[GIVEN TASK A]:
Decide whether each statement agrees with the forum post. Answer yes or no for each and quote the words that decide it.
(i) The gmewav tool is hardcoded to 48 kHz.
(ii) The poster completed steps 1, 2, and 3.
(iii) The forum allowed files with the flac extension to be uploaded.
[GIVEN TASK B]: In the forum post, which note should the FamiTracker module use in the noise channel?
[GIVEN TASK C]: Retype the part of the forum post starting at "Author:  tepples [ Thu" and ending at "Export to NSF.".

>> BEGIN PASSAGE

Author:  tepples [ Thu Nov 16, 2017 8:20 am ]
Post subject:  Re: What filters does Blargg's Blip_Buffer use?

Suggested test procedure:

1. Make a module in FamiTracker with only the note D-# (corresponding to period setting 1, or 112 kHz) in the noise channel. This gives enough headroom over the Nyquist rate that it should be flat before the rolloff associated with the zero-order hold.
2. Export to NSF.
3. Render to 16-bit LPCM (WAV, etc.) with an NSF player based on Game_Music_Emu, which uses Blip_Buffer. I used gmewav, which has the drawback that it's currently hardcoded to 44.1 kHz, not 48 kHz.
4. Run spectral analysis using your preferred tool.

I've done steps 1, 2, and 3 for you. When attempting to upload the result of step 3, I received the following error messages:

The extension wav is not allowed.
The extension flac is not allowed.
The extension aif is not allowed.
The extension aiff is not allowed.

Presumably this is to encourage users discussing NES music to use lossy codecs such as .ogg for storage and bandwidth efficiency. That's fine for music, not so fine for the precise spectral analysis that you are requesting. This means you will need to extract the result of step 3 from a zipfile before proceeding to step 4.

>> END PASSAGE
>> BEGIN EXTRACTED DATA

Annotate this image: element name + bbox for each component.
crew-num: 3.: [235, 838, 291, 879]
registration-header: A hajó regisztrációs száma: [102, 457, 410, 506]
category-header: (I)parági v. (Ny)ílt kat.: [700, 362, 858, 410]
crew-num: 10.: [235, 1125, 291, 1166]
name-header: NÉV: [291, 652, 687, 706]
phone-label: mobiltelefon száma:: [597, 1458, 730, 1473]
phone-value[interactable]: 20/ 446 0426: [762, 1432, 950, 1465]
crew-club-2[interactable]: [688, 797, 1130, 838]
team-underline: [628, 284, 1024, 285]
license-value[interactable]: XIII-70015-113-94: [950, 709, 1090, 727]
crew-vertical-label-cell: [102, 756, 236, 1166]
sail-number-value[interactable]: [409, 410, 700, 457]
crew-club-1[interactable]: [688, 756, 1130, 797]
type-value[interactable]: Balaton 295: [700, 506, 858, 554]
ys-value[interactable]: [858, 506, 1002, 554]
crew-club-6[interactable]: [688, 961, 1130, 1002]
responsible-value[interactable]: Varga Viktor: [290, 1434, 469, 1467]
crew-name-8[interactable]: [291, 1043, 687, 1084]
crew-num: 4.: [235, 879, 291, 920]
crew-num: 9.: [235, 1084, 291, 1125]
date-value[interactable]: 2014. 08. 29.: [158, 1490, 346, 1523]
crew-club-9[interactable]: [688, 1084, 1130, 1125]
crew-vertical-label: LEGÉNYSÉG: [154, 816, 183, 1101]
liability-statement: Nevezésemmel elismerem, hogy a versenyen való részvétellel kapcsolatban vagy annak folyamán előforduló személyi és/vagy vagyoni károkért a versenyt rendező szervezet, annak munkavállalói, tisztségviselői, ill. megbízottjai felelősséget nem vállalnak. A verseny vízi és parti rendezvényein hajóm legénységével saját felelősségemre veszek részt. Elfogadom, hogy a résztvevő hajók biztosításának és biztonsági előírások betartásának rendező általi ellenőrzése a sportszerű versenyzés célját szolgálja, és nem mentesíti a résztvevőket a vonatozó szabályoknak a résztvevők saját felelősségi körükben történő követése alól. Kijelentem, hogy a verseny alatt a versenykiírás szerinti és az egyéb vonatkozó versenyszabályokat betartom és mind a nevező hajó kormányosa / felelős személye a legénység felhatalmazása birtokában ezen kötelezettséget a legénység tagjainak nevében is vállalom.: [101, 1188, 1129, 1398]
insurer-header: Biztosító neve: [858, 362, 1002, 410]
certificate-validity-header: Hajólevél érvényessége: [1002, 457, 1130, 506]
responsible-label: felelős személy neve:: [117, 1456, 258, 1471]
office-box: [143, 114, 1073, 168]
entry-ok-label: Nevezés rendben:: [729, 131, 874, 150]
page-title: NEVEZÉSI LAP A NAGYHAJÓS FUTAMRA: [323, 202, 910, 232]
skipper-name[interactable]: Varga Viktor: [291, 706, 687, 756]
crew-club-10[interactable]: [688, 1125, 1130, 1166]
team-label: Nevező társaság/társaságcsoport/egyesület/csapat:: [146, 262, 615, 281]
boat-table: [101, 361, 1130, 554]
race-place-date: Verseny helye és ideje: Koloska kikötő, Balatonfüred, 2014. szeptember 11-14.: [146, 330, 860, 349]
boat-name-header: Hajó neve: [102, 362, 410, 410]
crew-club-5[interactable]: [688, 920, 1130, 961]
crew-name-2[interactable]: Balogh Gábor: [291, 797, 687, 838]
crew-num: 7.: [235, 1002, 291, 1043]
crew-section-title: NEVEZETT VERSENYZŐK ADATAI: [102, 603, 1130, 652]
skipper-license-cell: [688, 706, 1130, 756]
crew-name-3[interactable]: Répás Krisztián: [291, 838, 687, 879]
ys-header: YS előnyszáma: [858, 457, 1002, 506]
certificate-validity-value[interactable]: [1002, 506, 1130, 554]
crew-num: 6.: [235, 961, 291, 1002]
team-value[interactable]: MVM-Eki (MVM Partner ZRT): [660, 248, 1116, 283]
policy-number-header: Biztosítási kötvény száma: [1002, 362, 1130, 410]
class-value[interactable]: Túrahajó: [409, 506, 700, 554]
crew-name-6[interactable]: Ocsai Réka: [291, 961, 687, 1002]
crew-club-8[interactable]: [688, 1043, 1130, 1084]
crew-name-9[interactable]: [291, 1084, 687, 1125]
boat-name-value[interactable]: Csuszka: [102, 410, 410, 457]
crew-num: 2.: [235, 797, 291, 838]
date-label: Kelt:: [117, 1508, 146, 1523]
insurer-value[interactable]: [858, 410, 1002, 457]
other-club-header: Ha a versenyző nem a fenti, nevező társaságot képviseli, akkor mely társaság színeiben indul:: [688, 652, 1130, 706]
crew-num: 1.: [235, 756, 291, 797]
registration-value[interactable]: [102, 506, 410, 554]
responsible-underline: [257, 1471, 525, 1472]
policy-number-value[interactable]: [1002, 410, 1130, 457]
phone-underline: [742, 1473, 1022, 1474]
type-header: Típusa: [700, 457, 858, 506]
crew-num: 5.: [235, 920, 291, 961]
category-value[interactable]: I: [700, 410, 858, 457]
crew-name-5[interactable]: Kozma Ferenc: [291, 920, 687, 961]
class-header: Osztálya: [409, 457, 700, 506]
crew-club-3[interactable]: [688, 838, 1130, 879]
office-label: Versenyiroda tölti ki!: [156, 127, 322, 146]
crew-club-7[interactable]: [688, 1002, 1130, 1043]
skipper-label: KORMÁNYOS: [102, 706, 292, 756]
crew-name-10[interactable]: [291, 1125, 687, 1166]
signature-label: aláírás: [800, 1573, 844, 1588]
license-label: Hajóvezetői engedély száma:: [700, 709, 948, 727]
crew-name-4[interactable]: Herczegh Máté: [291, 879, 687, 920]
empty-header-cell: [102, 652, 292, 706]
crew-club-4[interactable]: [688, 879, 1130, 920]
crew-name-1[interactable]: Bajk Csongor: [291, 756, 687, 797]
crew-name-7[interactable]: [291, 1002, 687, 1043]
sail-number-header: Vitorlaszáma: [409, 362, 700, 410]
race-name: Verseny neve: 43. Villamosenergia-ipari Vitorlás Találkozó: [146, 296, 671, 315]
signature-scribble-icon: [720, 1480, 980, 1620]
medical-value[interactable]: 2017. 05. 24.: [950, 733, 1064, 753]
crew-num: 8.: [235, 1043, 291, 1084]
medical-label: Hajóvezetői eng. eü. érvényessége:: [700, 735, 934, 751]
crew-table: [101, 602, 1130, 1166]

>> END EXTRACTED DATA

[CORRECT ANSWER A]:
(i) No: "it's currently hardcoded to 44.1 kHz, not 48 kHz."
(ii) Yes: "I've done steps 1, 2, and 3 for you."
(iii) No: "The extension flac is not allowed."

[CORRECT ANSWER B]: D-#, which corresponds to period setting 1, or 112 kHz.

[CORRECT ANSWER C]:
Author:  tepples [ Thu Nov 16, 2017 8:20 am ]
Post subject:  Re: What filters does Blargg's Blip_Buffer use?

Suggested test procedure:

1. Make a module in FamiTracker with only the note D-# (corresponding to period setting 1, or 112 kHz) in the noise channel. This gives enough headroom over the Nyquist rate that it should be flat before the rolloff associated with the zero-order hold.
2. Export to NSF.